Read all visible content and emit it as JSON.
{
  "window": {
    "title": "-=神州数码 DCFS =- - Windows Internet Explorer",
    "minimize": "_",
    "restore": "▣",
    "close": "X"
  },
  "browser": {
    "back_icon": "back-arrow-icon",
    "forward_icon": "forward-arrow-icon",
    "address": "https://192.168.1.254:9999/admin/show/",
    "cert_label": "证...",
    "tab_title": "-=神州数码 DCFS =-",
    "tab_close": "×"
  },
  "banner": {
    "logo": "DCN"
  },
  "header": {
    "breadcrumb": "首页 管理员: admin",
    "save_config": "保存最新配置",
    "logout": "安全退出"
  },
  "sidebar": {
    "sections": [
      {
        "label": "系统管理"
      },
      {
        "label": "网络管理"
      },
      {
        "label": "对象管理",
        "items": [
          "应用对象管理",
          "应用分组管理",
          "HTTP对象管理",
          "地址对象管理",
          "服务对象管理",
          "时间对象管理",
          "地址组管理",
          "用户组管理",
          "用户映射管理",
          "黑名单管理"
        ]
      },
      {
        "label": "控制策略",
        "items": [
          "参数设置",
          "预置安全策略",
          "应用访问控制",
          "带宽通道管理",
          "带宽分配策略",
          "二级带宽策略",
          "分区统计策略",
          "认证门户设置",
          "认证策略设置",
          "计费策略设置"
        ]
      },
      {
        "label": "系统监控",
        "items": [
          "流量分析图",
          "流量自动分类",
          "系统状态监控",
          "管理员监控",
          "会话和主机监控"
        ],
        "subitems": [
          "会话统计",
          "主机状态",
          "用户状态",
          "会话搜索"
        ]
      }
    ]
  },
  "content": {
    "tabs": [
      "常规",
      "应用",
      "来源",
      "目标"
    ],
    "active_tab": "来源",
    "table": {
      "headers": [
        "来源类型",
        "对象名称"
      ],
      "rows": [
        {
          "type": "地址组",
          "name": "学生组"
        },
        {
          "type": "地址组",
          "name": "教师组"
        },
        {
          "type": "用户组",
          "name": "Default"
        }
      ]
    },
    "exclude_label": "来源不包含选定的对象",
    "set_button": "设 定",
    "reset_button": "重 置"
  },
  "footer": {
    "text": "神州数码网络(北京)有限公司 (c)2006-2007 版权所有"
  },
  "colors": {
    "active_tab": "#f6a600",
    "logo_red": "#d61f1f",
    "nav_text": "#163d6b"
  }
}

-------------------------

> **WORK INSTRUCTIONS**
Repeat the data verbatim.

> **ANSWER IN FULL**
Read all visible content and emit it as JSON.
{
  "window": {
    "title": "-=神州数码 DCFS =- - Windows Internet Explorer",
    "minimize": "_",
    "restore": "▣",
    "close": "X"
  },
  "browser": {
    "back_icon": "back-arrow-icon",
    "forward_icon": "forward-arrow-icon",
    "address": "https://192.168.1.254:9999/admin/show/",
    "cert_label": "证...",
    "tab_title": "-=神州数码 DCFS =-",
    "tab_close": "×"
  },
  "banner": {
    "logo": "DCN"
  },
  "header": {
    "breadcrumb": "首页 管理员: admin",
    "save_config": "保存最新配置",
    "logout": "安全退出"
  },
  "sidebar": {
    "sections": [
      {
        "label": "系统管理"
      },
      {
        "label": "网络管理"
      },
      {
        "label": "对象管理",
        "items": [
          "应用对象管理",
          "应用分组管理",
          "HTTP对象管理",
          "地址对象管理",
          "服务对象管理",
          "时间对象管理",
          "地址组管理",
          "用户组管理",
          "用户映射管理",
          "黑名单管理"
        ]
      },
      {
        "label": "控制策略",
        "items": [
          "参数设置",
          "预置安全策略",
          "应用访问控制",
          "带宽通道管理",
          "带宽分配策略",
          "二级带宽策略",
          "分区统计策略",
          "认证门户设置",
          "认证策略设置",
          "计费策略设置"
        ]
      },
      {
        "label": "系统监控",
        "items": [
          "流量分析图",
          "流量自动分类",
          "系统状态监控",
          "管理员监控",
          "会话和主机监控"
        ],
        "subitems": [
          "会话统计",
          "主机状态",
          "用户状态",
          "会话搜索"
        ]
      }
    ]
  },
  "content": {
    "tabs": [
      "常规",
      "应用",
      "来源",
      "目标"
    ],
    "active_tab": "来源",
    "table": {
      "headers": [
        "来源类型",
        "对象名称"
      ],
      "rows": [
        {
          "type": "地址组",
          "name": "学生组"
        },
        {
          "type": "地址组",
          "name": "教师组"
        },
        {
          "type": "用户组",
          "name": "Default"
        }
      ]
    },
    "exclude_label": "来源不包含选定的对象",
    "set_button": "设 定",
    "reset_button": "重 置"
  },
  "footer": {
    "text": "神州数码网络(北京)有限公司 (c)2006-2007 版权所有"
  },
  "colors": {
    "active_tab": "#f6a600",
    "logo_red": "#d61f1f",
    "nav_text": "#163d6b"
  }
}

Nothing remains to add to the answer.